(Records contained in a dataset)
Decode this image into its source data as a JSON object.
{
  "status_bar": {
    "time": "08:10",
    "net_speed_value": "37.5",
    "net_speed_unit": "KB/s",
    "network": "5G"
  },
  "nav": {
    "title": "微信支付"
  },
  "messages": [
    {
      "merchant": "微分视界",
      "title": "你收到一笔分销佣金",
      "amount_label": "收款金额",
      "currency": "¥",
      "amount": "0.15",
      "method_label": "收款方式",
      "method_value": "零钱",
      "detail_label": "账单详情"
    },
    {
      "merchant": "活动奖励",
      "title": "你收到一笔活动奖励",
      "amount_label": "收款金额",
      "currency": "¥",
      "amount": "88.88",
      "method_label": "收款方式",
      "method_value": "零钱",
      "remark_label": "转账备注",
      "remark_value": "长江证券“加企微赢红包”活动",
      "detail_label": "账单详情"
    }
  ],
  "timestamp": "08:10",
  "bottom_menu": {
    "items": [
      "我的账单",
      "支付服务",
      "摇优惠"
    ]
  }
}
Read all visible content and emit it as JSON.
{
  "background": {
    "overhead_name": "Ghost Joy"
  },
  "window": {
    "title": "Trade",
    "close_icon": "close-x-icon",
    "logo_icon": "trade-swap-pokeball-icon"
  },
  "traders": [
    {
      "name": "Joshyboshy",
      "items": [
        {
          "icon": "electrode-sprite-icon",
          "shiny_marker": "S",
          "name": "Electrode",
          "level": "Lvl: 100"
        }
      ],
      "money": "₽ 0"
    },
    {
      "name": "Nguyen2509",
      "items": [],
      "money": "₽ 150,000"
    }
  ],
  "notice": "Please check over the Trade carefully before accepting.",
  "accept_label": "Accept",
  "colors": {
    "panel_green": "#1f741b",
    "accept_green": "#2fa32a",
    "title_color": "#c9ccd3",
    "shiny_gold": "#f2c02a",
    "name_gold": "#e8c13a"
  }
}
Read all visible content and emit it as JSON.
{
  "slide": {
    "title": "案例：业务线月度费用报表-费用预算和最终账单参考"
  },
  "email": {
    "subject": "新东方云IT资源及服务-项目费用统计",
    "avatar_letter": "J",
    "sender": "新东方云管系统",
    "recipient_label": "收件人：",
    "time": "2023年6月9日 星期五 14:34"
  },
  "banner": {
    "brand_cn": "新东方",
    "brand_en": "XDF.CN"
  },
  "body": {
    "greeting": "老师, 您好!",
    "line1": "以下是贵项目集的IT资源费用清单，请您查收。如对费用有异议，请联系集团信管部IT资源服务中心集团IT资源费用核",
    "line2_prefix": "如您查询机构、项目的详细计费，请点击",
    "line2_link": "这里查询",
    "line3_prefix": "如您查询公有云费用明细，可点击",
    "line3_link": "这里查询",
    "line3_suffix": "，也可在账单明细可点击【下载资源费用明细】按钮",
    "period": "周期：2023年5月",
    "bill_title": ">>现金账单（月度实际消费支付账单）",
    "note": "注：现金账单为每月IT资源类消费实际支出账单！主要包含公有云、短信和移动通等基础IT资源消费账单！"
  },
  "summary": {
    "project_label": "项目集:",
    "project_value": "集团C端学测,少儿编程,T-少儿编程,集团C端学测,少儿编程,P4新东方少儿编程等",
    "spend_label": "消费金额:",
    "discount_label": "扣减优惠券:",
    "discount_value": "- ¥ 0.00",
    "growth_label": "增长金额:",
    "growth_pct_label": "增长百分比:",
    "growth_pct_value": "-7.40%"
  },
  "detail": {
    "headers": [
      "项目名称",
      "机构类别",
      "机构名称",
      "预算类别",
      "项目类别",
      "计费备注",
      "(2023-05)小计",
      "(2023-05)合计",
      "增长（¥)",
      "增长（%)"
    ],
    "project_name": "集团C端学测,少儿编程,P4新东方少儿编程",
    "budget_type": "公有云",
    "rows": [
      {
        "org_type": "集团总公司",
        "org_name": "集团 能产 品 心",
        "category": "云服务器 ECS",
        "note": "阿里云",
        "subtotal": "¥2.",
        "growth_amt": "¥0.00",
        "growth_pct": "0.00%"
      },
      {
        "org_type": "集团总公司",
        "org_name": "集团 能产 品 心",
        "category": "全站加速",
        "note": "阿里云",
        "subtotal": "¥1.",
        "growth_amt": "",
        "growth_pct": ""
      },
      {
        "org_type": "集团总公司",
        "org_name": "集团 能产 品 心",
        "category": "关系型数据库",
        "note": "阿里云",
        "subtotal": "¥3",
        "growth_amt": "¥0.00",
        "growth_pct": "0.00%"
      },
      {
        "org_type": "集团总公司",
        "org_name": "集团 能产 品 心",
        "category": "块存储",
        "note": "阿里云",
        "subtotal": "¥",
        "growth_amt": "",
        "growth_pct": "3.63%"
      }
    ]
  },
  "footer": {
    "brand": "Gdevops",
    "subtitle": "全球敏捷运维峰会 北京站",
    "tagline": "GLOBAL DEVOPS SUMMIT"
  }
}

# What you are asked to do
Find each line with the string "subtotal" and copy it out.

# Exercise result
        "subtotal": "¥2.",
        "subtotal": "¥1.",
        "subtotal": "¥3",
        "subtotal": "¥",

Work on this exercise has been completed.